# [Written request]
Please output the records below in full, exactly as given, but without the images.

[Stored data]

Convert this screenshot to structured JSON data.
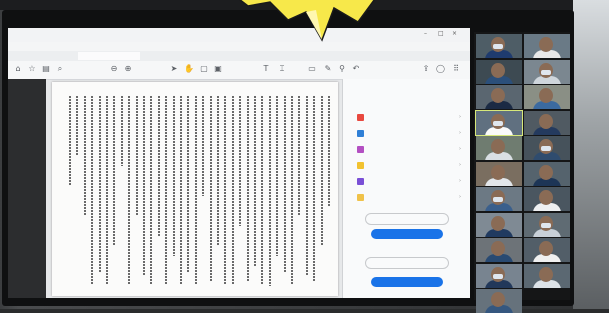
{
  "app": {
    "title_bar_text": "",
    "menu": [
      "",
      "",
      "",
      "",
      ""
    ],
    "tab_label": "",
    "toolbar_icons": [
      "home-icon",
      "bookmark-icon",
      "print-icon",
      "search-icon",
      "zoom-icon",
      "cursor-icon",
      "hand-icon",
      "select-icon",
      "comment-icon",
      "pen-icon",
      "undo-icon"
    ]
  },
  "document": {
    "page_header": "",
    "column_count": 36
  },
  "right_panel": {
    "tools": [
      {
        "label": "",
        "icon": "edit-pdf-icon",
        "color": "#e8483f"
      },
      {
        "label": "",
        "icon": "export-icon",
        "color": "#2f7fd6"
      },
      {
        "label": "",
        "icon": "organize-icon",
        "color": "#b34fc2"
      },
      {
        "label": "",
        "icon": "comment-icon",
        "color": "#f2c230"
      },
      {
        "label": "",
        "icon": "fill-sign-icon",
        "color": "#7a4fd6"
      },
      {
        "label": "",
        "icon": "more-tools-icon",
        "color": "#f0c24a"
      }
    ],
    "outline_button": "",
    "primary_button_1": "",
    "outline_button_2": "",
    "primary_button_2": ""
  },
  "video_call": {
    "participant_count": 21,
    "active_tile_index": 6
  },
  "colors": {
    "accent": "#1a73e8",
    "burst": "#f7e84a"
  }
}
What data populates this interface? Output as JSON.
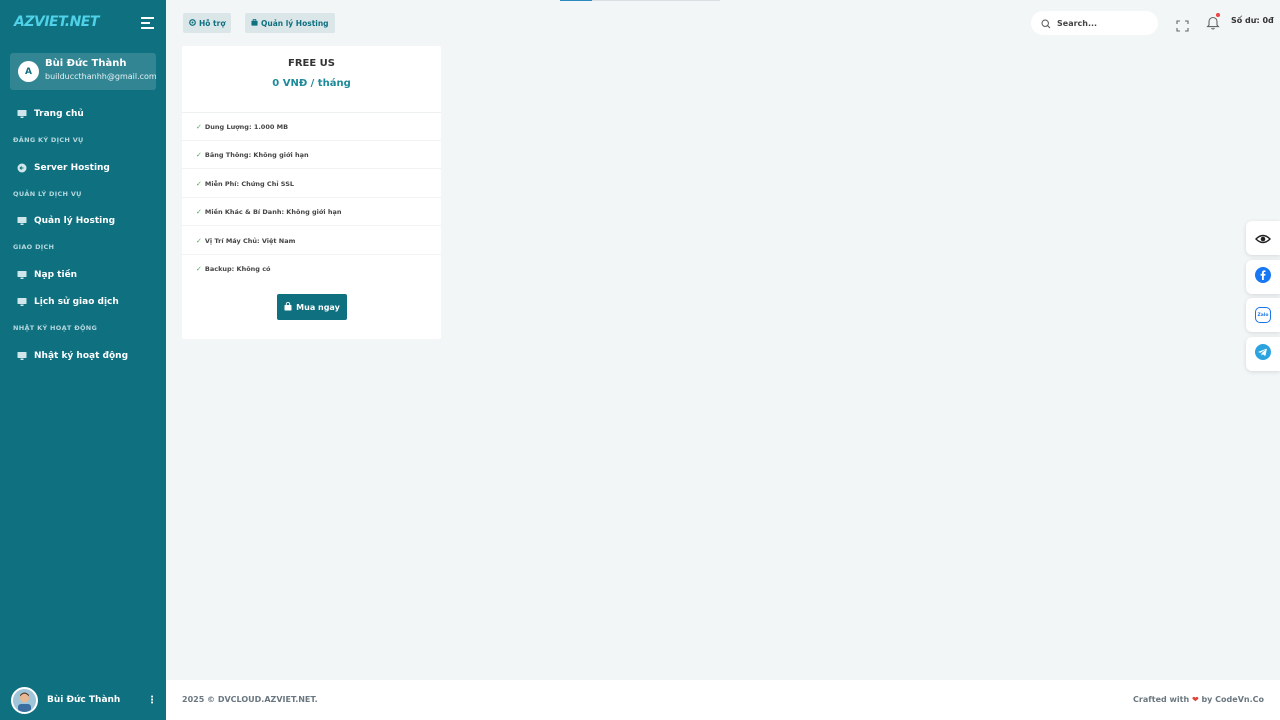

# [Answer for this exercise]
Convert this screenshot to structured JSON data.
{
  "app": {
    "title_bar_text": "",
    "menu": [
      "",
      "",
      "",
      "",
      ""
    ],
    "tab_label": "",
    "toolbar_icons": [
      "home-icon",
      "bookmark-icon",
      "print-icon",
      "search-icon",
      "zoom-icon",
      "cursor-icon",
      "hand-icon",
      "select-icon",
      "comment-icon",
      "pen-icon",
      "undo-icon"
    ]
  },
  "document": {
    "page_header": "",
    "column_count": 36
  },
  "right_panel": {
    "tools": [
      {
        "label": "",
        "icon": "edit-pdf-icon",
        "color": "#e8483f"
      },
      {
        "label": "",
        "icon": "export-icon",
        "color": "#2f7fd6"
      },
      {
        "label": "",
        "icon": "organize-icon",
        "color": "#b34fc2"
      },
      {
        "label": "",
        "icon": "comment-icon",
        "color": "#f2c230"
      },
      {
        "label": "",
        "icon": "fill-sign-icon",
        "color": "#7a4fd6"
      },
      {
        "label": "",
        "icon": "more-tools-icon",
        "color": "#f0c24a"
      }
    ],
    "outline_button": "",
    "primary_button_1": "",
    "outline_button_2": "",
    "primary_button_2": ""
  },
  "video_call": {
    "participant_count": 21,
    "active_tile_index": 6
  },
  "colors": {
    "accent": "#1a73e8",
    "burst": "#f7e84a"
  }
}
What data populates this interface? Output as JSON.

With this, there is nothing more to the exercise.